Show all lines of the listing that hold the word "ohms".

**Stored records**
####################

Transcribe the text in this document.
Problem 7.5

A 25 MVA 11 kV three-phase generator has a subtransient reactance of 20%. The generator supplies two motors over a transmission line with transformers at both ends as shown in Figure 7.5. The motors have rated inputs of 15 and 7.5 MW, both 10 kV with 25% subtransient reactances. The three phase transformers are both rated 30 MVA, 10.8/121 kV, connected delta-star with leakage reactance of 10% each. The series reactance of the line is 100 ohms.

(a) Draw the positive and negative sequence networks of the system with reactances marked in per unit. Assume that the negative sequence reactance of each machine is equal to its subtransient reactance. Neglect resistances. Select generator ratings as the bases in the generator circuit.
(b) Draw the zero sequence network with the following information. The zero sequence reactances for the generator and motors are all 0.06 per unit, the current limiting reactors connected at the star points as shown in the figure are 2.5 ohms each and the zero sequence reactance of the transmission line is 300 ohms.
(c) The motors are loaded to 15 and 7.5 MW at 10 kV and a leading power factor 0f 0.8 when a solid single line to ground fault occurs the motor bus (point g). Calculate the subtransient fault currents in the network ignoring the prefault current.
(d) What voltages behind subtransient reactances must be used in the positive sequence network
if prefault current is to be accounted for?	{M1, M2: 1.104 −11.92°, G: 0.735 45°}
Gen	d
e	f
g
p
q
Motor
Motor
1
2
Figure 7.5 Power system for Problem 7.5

####################

**Result for this task**
A 25 MVA 11 kV three-phase generator has a subtransient reactance of 20%. The generator supplies two motors over a transmission line with transformers at both ends as shown in Figure 7.5. The motors have rated inputs of 15 and 7.5 MW, both 10 kV with 25% subtransient reactances. The three phase transformers are both rated 30 MVA, 10.8/121 kV, connected delta-star with leakage reactance of 10% each. The series reactance of the line is 100 ohms.
(b) Draw the zero sequence network with the following information. The zero sequence reactances for the generator and motors are all 0.06 per unit, the current limiting reactors connected at the star points as shown in the figure are 2.5 ohms each and the zero sequence reactance of the transmission line is 300 ohms.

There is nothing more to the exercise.